• **Requirement**:
Show every line in the records below that contains the word "Overview".

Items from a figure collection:
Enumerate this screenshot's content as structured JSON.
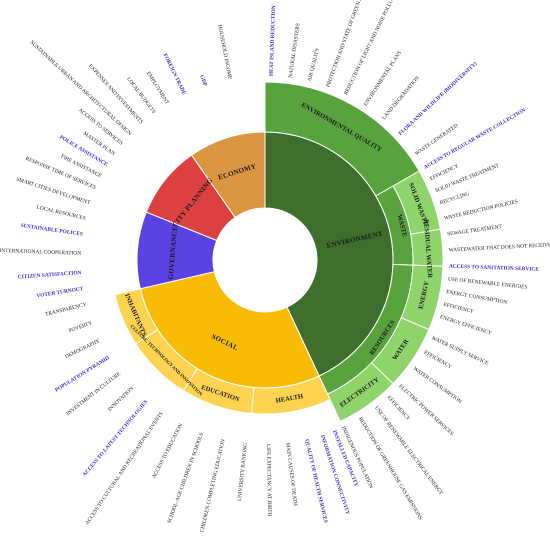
{
  "colors": {
    "environment_core": "#3f6d2c",
    "environment_mid": "#58a33d",
    "environment_outer": "#8fd46a",
    "social_core": "#f8bc06",
    "social_outer": "#fdd34f",
    "governance": "#5a42e3",
    "city_planning": "#dd4040",
    "economy": "#dc9540",
    "stroke": "#ffffff",
    "highlight_text": "#3d2bc9",
    "text": "#222222"
  },
  "rings": [
    {
      "id": "environment",
      "label": "ENVIRONMENT",
      "start": 0,
      "end": 155,
      "color": "#3f6d2c"
    },
    {
      "id": "social",
      "label": "SOCIAL",
      "start": 155,
      "end": 257,
      "color": "#f8bc06"
    },
    {
      "id": "governance",
      "label": "GOVERNANCE",
      "start": 257,
      "end": 292,
      "color": "#5a42e3"
    },
    {
      "id": "city_planning",
      "label": "CITY PLANNING",
      "start": 292,
      "end": 325,
      "color": "#dd4040"
    },
    {
      "id": "economy",
      "label": "ECONOMY",
      "start": 325,
      "end": 360,
      "color": "#dc9540"
    }
  ],
  "categories": [
    {
      "id": "environmental_quality",
      "label": "ENVIRONMENTAL QUALITY",
      "parent": "environment",
      "start": 0,
      "end": 60,
      "ring": "mid",
      "color": "#58a33d"
    },
    {
      "id": "waste",
      "label": "WASTE",
      "parent": "environment",
      "start": 60,
      "end": 92,
      "ring": "mid",
      "color": "#58a33d"
    },
    {
      "id": "resources",
      "label": "RESOURCES",
      "parent": "environment",
      "start": 92,
      "end": 155,
      "ring": "mid",
      "color": "#58a33d"
    },
    {
      "id": "solid_waste",
      "label": "SOLID WASTE",
      "parent": "waste",
      "start": 60,
      "end": 80,
      "ring": "outer",
      "color": "#8fd46a"
    },
    {
      "id": "residual_water",
      "label": "RESIDUAL WATER",
      "parent": "waste",
      "start": 80,
      "end": 92,
      "ring": "outer",
      "color": "#8fd46a"
    },
    {
      "id": "energy",
      "label": "ENERGY",
      "parent": "resources",
      "start": 92,
      "end": 113,
      "ring": "outer",
      "color": "#8fd46a"
    },
    {
      "id": "water",
      "label": "WATER",
      "parent": "resources",
      "start": 113,
      "end": 134,
      "ring": "outer",
      "color": "#8fd46a"
    },
    {
      "id": "electricity",
      "label": "ELECTRICITY",
      "parent": "resources",
      "start": 134,
      "end": 155,
      "ring": "outer",
      "color": "#8fd46a"
    },
    {
      "id": "health",
      "label": "HEALTH",
      "parent": "social",
      "start": 155,
      "end": 185,
      "ring": "mid",
      "color": "#fdd34f"
    },
    {
      "id": "education",
      "label": "EDUCATION",
      "parent": "social",
      "start": 185,
      "end": 212,
      "ring": "mid",
      "color": "#fdd34f"
    },
    {
      "id": "culture",
      "label": "CULTURE, TECHNOLOGY AND INNOVATION",
      "parent": "social",
      "start": 212,
      "end": 237,
      "ring": "mid",
      "color": "#fdd34f"
    },
    {
      "id": "inhabitants",
      "label": "INHABITANTS",
      "parent": "social",
      "start": 237,
      "end": 257,
      "ring": "mid",
      "color": "#fdd34f"
    }
  ],
  "leaves": [
    {
      "text": "HEAT ISLAND REDUCTION",
      "angle": 2,
      "highlight": true
    },
    {
      "text": "NATURAL DISASTERS",
      "angle": 8,
      "highlight": false
    },
    {
      "text": "AIR QUALITY",
      "angle": 14,
      "highlight": false
    },
    {
      "text": "PROTECTION AND STATE OF GREEN AREAS",
      "angle": 20,
      "highlight": false
    },
    {
      "text": "REDUCTION OF LIGHT AND NOISE POLLUTION",
      "angle": 26,
      "highlight": false
    },
    {
      "text": "ENVIRONMENTAL PLANS",
      "angle": 33,
      "highlight": false
    },
    {
      "text": "LAND DEGRADATION",
      "angle": 40,
      "highlight": false
    },
    {
      "text": "FLORA AND WILDLIFE (BIODIVERSITY)",
      "angle": 47,
      "highlight": true
    },
    {
      "text": "WASTE GENERATED",
      "angle": 55,
      "highlight": false
    },
    {
      "text": "ACCESS TO REGULAR WASTE COLLECTION",
      "angle": 60,
      "highlight": true
    },
    {
      "text": "EFFICIENCY",
      "angle": 64,
      "highlight": false
    },
    {
      "text": "SOLID WASTE TREATMENT",
      "angle": 68,
      "highlight": false
    },
    {
      "text": "RECYCLING",
      "angle": 72,
      "highlight": false
    },
    {
      "text": "WASTE REDUCTION POLICIES",
      "angle": 77,
      "highlight": false
    },
    {
      "text": "SEWAGE TREATMENT",
      "angle": 82,
      "highlight": false
    },
    {
      "text": "WASTEWATER THAT DOES NOT RECEIVE TREATMENT",
      "angle": 87,
      "highlight": false
    },
    {
      "text": "ACCESS TO SANITATION SERVICE",
      "angle": 92,
      "highlight": true
    },
    {
      "text": "USE OF RENEWABLE ENERGIES",
      "angle": 96,
      "highlight": false
    },
    {
      "text": "ENERGY CONSUMPTION",
      "angle": 100,
      "highlight": false
    },
    {
      "text": "EFFICIENCY",
      "angle": 104,
      "highlight": false
    },
    {
      "text": "ENERGY EFFICIENCY",
      "angle": 108,
      "highlight": false
    },
    {
      "text": "WATER SUPPLY SERVICE",
      "angle": 115,
      "highlight": false
    },
    {
      "text": "EFFICIENCY",
      "angle": 120,
      "highlight": false
    },
    {
      "text": "WATER CONSUMPTION",
      "angle": 126,
      "highlight": false
    },
    {
      "text": "ELECTRIC POWER SERVICES",
      "angle": 133,
      "highlight": false
    },
    {
      "text": "EFFICIENCY",
      "angle": 138,
      "highlight": false
    },
    {
      "text": "USE OF RENEWABLE ELECTRICAL ENERGY",
      "angle": 143,
      "highlight": false
    },
    {
      "text": "REDUCTION OF GREENHOUSE GAS EMISSIONS",
      "angle": 149,
      "highlight": false
    },
    {
      "text": "INDIGENOUS POPULATION",
      "angle": 155,
      "highlight": false
    },
    {
      "text": "INSTALLED CAPACITY",
      "angle": 158,
      "highlight": true
    },
    {
      "text": "INFORMATION CONNECTIVITY",
      "angle": 162,
      "highlight": true
    },
    {
      "text": "QUALITY OF HEALTH SERVICES",
      "angle": 167,
      "highlight": true
    },
    {
      "text": "MAIN CAUSES OF DEATH",
      "angle": 173,
      "highlight": false
    },
    {
      "text": "LIFE EXPECTANCY AT BIRTH",
      "angle": 179,
      "highlight": false
    },
    {
      "text": "UNIVERSITY RANKING",
      "angle": 186,
      "highlight": false
    },
    {
      "text": "CHILDREN COMPLETING EDUCATION",
      "angle": 193,
      "highlight": false
    },
    {
      "text": "SCHOOL-AGE CHILDREN IN SCHOOLS",
      "angle": 200,
      "highlight": false
    },
    {
      "text": "ACCESS TO EDUCATION",
      "angle": 207,
      "highlight": false
    },
    {
      "text": "ACCESS TO CULTURAL AND RECREATIONAL EVENTS",
      "angle": 214,
      "highlight": false
    },
    {
      "text": "ACCESS TO LATEST TECHNOLOGIES",
      "angle": 220,
      "highlight": true
    },
    {
      "text": "INNOVATION",
      "angle": 226,
      "highlight": false
    },
    {
      "text": "INVESTMENT IN CULTURE",
      "angle": 232,
      "highlight": false
    },
    {
      "text": "POPULATION PYRAMID",
      "angle": 238,
      "highlight": true
    },
    {
      "text": "DEMOGRAPHY",
      "angle": 244,
      "highlight": false
    },
    {
      "text": "POVERTY",
      "angle": 250,
      "highlight": false
    },
    {
      "text": "TRANSPARENCY",
      "angle": 256,
      "highlight": false
    },
    {
      "text": "VOTER TURNOUT",
      "angle": 261,
      "highlight": true
    },
    {
      "text": "CITIZEN SATISFACTION",
      "angle": 266,
      "highlight": true
    },
    {
      "text": "INTERNATIONAL COOPERATION",
      "angle": 272,
      "highlight": false
    },
    {
      "text": "SUSTAINABLE POLICES",
      "angle": 278,
      "highlight": true
    },
    {
      "text": "LOCAL RESOURCES",
      "angle": 283,
      "highlight": false
    },
    {
      "text": "SMART CITIES DEVELOPMENT",
      "angle": 288,
      "highlight": false
    },
    {
      "text": "RESPONSE TIME OF SERVICES",
      "angle": 293,
      "highlight": false
    },
    {
      "text": "FIRE ASSISTANCE",
      "angle": 297,
      "highlight": false
    },
    {
      "text": "POLICE ASSISTANCE",
      "angle": 301,
      "highlight": true
    },
    {
      "text": "MASTER PLAN",
      "angle": 305,
      "highlight": false
    },
    {
      "text": "ACCESS TO SERVICES",
      "angle": 309,
      "highlight": false
    },
    {
      "text": "SUSTAINABLE URBAN AND ARCHITECTURAL DESIGN",
      "angle": 313,
      "highlight": false
    },
    {
      "text": "EXPENSES AND INVESTMENTS",
      "angle": 318,
      "highlight": false
    },
    {
      "text": "LOCAL BUDGETS",
      "angle": 323,
      "highlight": false
    },
    {
      "text": "EMPLOYMENT",
      "angle": 328,
      "highlight": false
    },
    {
      "text": "FOREIGN TRADE",
      "angle": 334,
      "highlight": true
    },
    {
      "text": "GDP",
      "angle": 341,
      "highlight": true
    },
    {
      "text": "HOUSEHOLD INCOME",
      "angle": 349,
      "highlight": false
    }
  ]
}
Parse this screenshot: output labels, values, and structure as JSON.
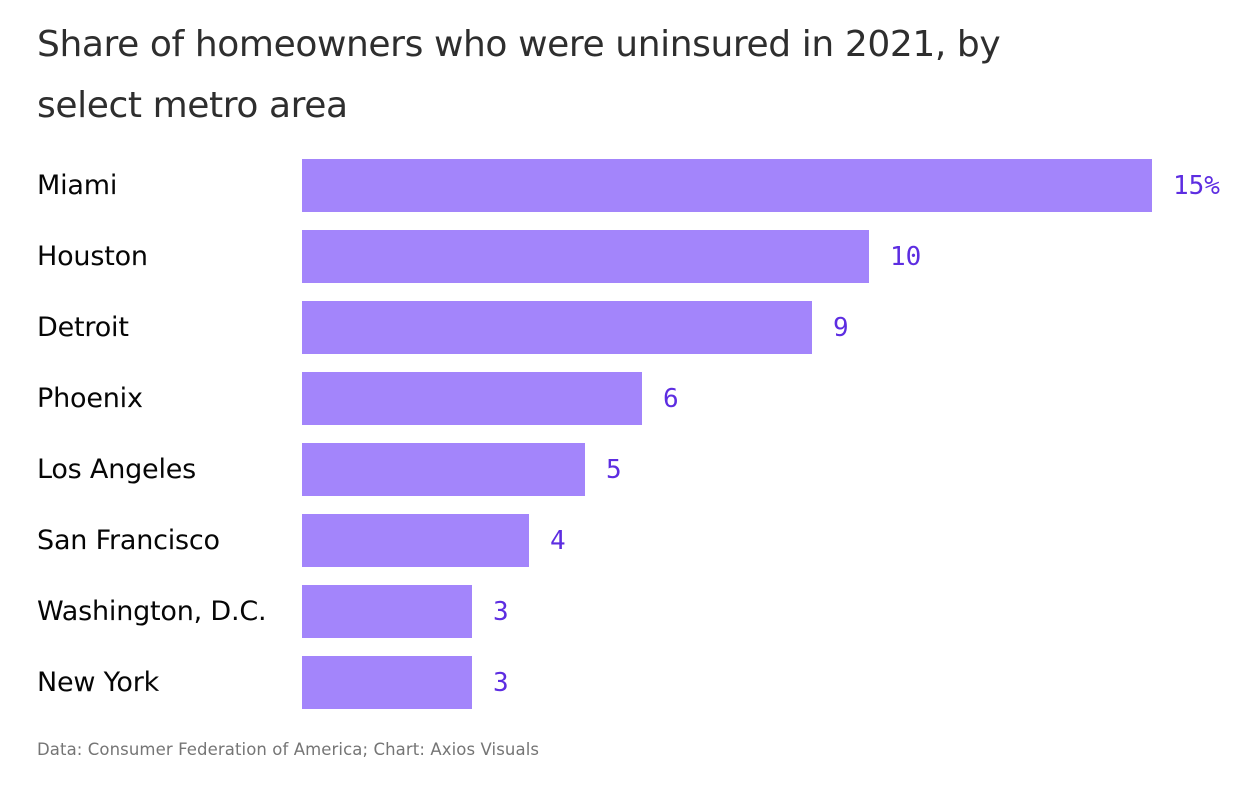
{
  "header": {
    "title": "Share of homeowners who were uninsured in 2021, by select metro area",
    "title_lines": [
      "Share of homeowners who were uninsured in 2021, by",
      "select metro area"
    ]
  },
  "chart_data": {
    "type": "bar",
    "orientation": "horizontal",
    "title": "Share of homeowners who were uninsured in 2021, by select metro area",
    "categories": [
      "Miami",
      "Houston",
      "Detroit",
      "Phoenix",
      "Los Angeles",
      "San Francisco",
      "Washington, D.C.",
      "New York"
    ],
    "values": [
      15,
      10,
      9,
      6,
      5,
      4,
      3,
      3
    ],
    "value_labels": [
      "15%",
      "10",
      "9",
      "6",
      "5",
      "4",
      "3",
      "3"
    ],
    "unit": "percent",
    "xlim": [
      0,
      15
    ],
    "grid": false,
    "legend": false,
    "axis_lines": false,
    "bar_color": "#a385fb",
    "value_label_color": "#5d2de1",
    "category_label_color": "#060606",
    "title_color": "#2e2e2e"
  },
  "footer": {
    "source_text": "Data: Consumer Federation of America; Chart: Axios Visuals",
    "source_color": "#757575"
  }
}
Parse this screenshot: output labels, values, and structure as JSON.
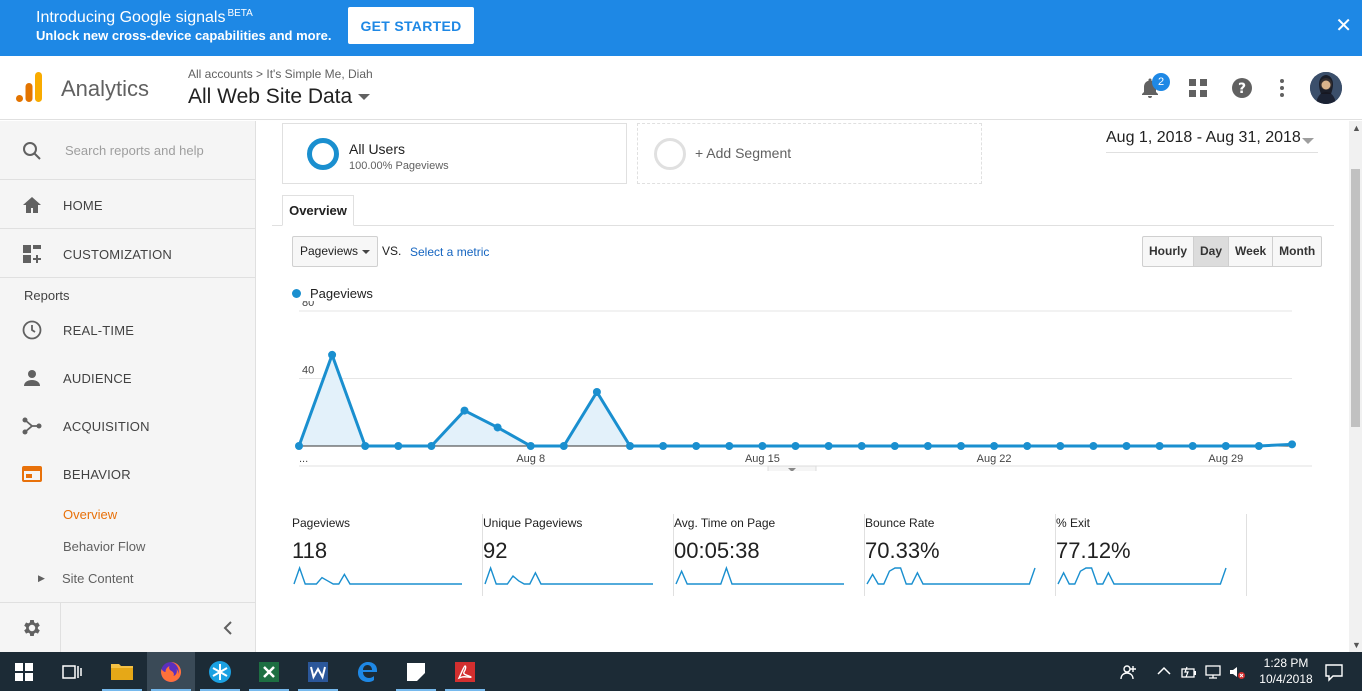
{
  "banner": {
    "title": "Introducing Google signals",
    "beta": "BETA",
    "subtitle": "Unlock new cross-device capabilities and more.",
    "cta": "GET STARTED",
    "close": "✕"
  },
  "header": {
    "app_name": "Analytics",
    "breadcrumb": "All accounts > It's Simple Me, Diah",
    "property": "All Web Site Data",
    "notification_count": "2"
  },
  "sidebar": {
    "search_placeholder": "Search reports and help",
    "home": "HOME",
    "customization": "CUSTOMIZATION",
    "reports_label": "Reports",
    "realtime": "REAL-TIME",
    "audience": "AUDIENCE",
    "acquisition": "ACQUISITION",
    "behavior": "BEHAVIOR",
    "sub_overview": "Overview",
    "sub_behavior_flow": "Behavior Flow",
    "sub_site_content": "Site Content",
    "accent_color": "#e8710a"
  },
  "segments": {
    "all_users": "All Users",
    "all_users_sub": "100.00% Pageviews",
    "add_segment": "+ Add Segment"
  },
  "date_range": "Aug 1, 2018 - Aug 31, 2018",
  "tabs": {
    "overview": "Overview"
  },
  "controls": {
    "metric": "Pageviews",
    "vs": "VS.",
    "select_metric": "Select a metric",
    "granularity": [
      "Hourly",
      "Day",
      "Week",
      "Month"
    ],
    "active_granularity": "Day"
  },
  "chart_data": {
    "type": "area",
    "series": [
      {
        "name": "Pageviews",
        "color": "#1a8fcf",
        "values": [
          0,
          54,
          0,
          0,
          0,
          21,
          11,
          0,
          0,
          32,
          0,
          0,
          0,
          0,
          0,
          0,
          0,
          0,
          0,
          0,
          0,
          0,
          0,
          0,
          0,
          0,
          0,
          0,
          0,
          0,
          1
        ]
      }
    ],
    "x_tick_labels": [
      {
        "index": 0,
        "label": "..."
      },
      {
        "index": 7,
        "label": "Aug 8"
      },
      {
        "index": 14,
        "label": "Aug 15"
      },
      {
        "index": 21,
        "label": "Aug 22"
      },
      {
        "index": 28,
        "label": "Aug 29"
      }
    ],
    "y_ticks": [
      40,
      80
    ],
    "ylim": [
      0,
      80
    ],
    "legend_position": "top-left"
  },
  "scorecards": [
    {
      "label": "Pageviews",
      "value": "118",
      "spark": [
        0,
        10,
        0,
        0,
        0,
        4,
        2,
        0,
        0,
        6,
        0,
        0,
        0,
        0,
        0,
        0,
        0,
        0,
        0,
        0,
        0,
        0,
        0,
        0,
        0,
        0,
        0,
        0,
        0,
        0,
        0
      ]
    },
    {
      "label": "Unique Pageviews",
      "value": "92",
      "spark": [
        0,
        10,
        0,
        0,
        0,
        5,
        2,
        0,
        0,
        7,
        0,
        0,
        0,
        0,
        0,
        0,
        0,
        0,
        0,
        0,
        0,
        0,
        0,
        0,
        0,
        0,
        0,
        0,
        0,
        0,
        0
      ]
    },
    {
      "label": "Avg. Time on Page",
      "value": "00:05:38",
      "spark": [
        0,
        8,
        0,
        0,
        0,
        0,
        0,
        0,
        0,
        10,
        0,
        0,
        0,
        0,
        0,
        0,
        0,
        0,
        0,
        0,
        0,
        0,
        0,
        0,
        0,
        0,
        0,
        0,
        0,
        0,
        0
      ]
    },
    {
      "label": "Bounce Rate",
      "value": "70.33%",
      "spark": [
        0,
        6,
        0,
        0,
        8,
        10,
        10,
        0,
        0,
        7,
        0,
        0,
        0,
        0,
        0,
        0,
        0,
        0,
        0,
        0,
        0,
        0,
        0,
        0,
        0,
        0,
        0,
        0,
        0,
        0,
        10
      ]
    },
    {
      "label": "% Exit",
      "value": "77.12%",
      "spark": [
        0,
        7,
        0,
        0,
        8,
        10,
        10,
        0,
        0,
        7,
        0,
        0,
        0,
        0,
        0,
        0,
        0,
        0,
        0,
        0,
        0,
        0,
        0,
        0,
        0,
        0,
        0,
        0,
        0,
        0,
        10
      ]
    }
  ],
  "taskbar": {
    "time": "1:28 PM",
    "date": "10/4/2018"
  }
}
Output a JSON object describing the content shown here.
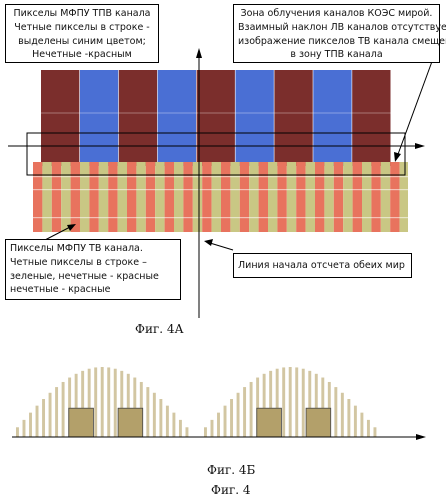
{
  "labels": {
    "tpv_pixels": {
      "line1": "Пикселы МФПУ ТПВ канала",
      "line2": "Четные пикселы в строке  -",
      "line3": "выделены  синим цветом;",
      "line4": "Нечетные -красным"
    },
    "irradiation_zone": {
      "line1": "Зона облучения каналов КОЭС  мирой.",
      "line2": "Взаимный наклон ЛВ каналов отсутствует;",
      "line3": "изображение пикселов ТВ канала смещено",
      "line4": "в зону ТПВ канала"
    },
    "tv_pixels": {
      "line1": "Пикселы МФПУ ТВ канала.",
      "line2": "Четные пикселы в строке –",
      "line3": "зеленые, нечетные - красные",
      "line4": "нечетные - красные"
    },
    "origin_line": "Линия начала отсчета обеих мир"
  },
  "captions": {
    "fig_4a": "Фиг. 4А",
    "fig_4b": "Фиг. 4Б",
    "fig_4": "Фиг. 4"
  },
  "colors": {
    "tpv_odd": "#7b2e2c",
    "tpv_even": "#4a6fd4",
    "tv_red": "#e8735e",
    "tv_green": "#c9c784",
    "bar_light": "#d2c6a2",
    "bar_dark": "#b3a06a"
  }
}
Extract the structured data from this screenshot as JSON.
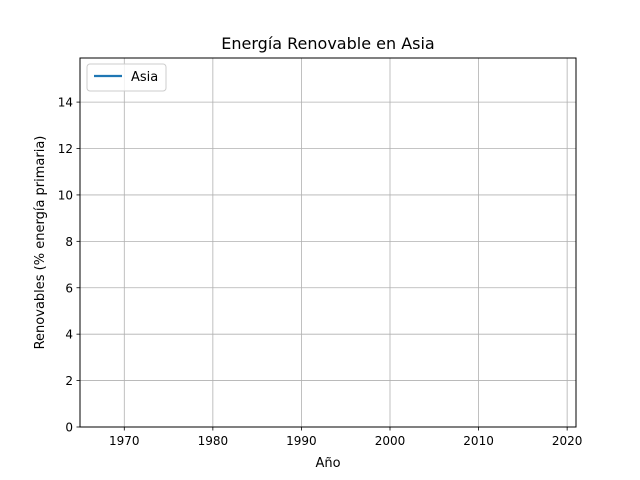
{
  "chart_data": {
    "type": "line",
    "title": "Energía Renovable en Asia",
    "xlabel": "Año",
    "ylabel": "Renovables (% energía primaria)",
    "xlim": [
      1965,
      2021
    ],
    "ylim": [
      0,
      15.9
    ],
    "x_ticks": [
      1970,
      1980,
      1990,
      2000,
      2010,
      2020
    ],
    "y_ticks": [
      0,
      2,
      4,
      6,
      8,
      10,
      12,
      14
    ],
    "grid": true,
    "legend_position": "top-left",
    "series": [
      {
        "name": "Asia",
        "color": "#1f77b4",
        "x": [],
        "y": []
      }
    ]
  }
}
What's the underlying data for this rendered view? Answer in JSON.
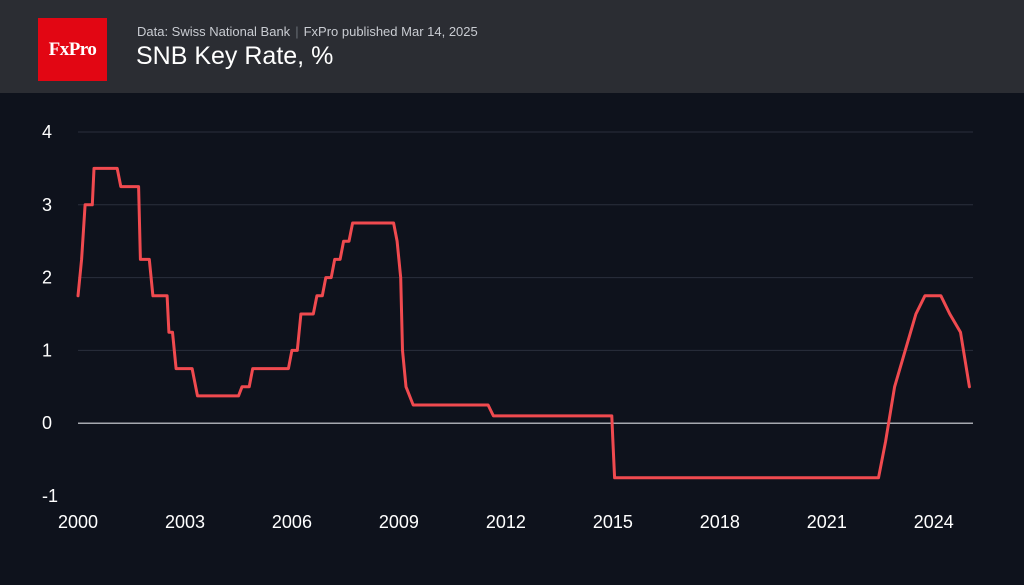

• **Finished task**:
    "sub_overview": "Overview",
    "overview": "Overview"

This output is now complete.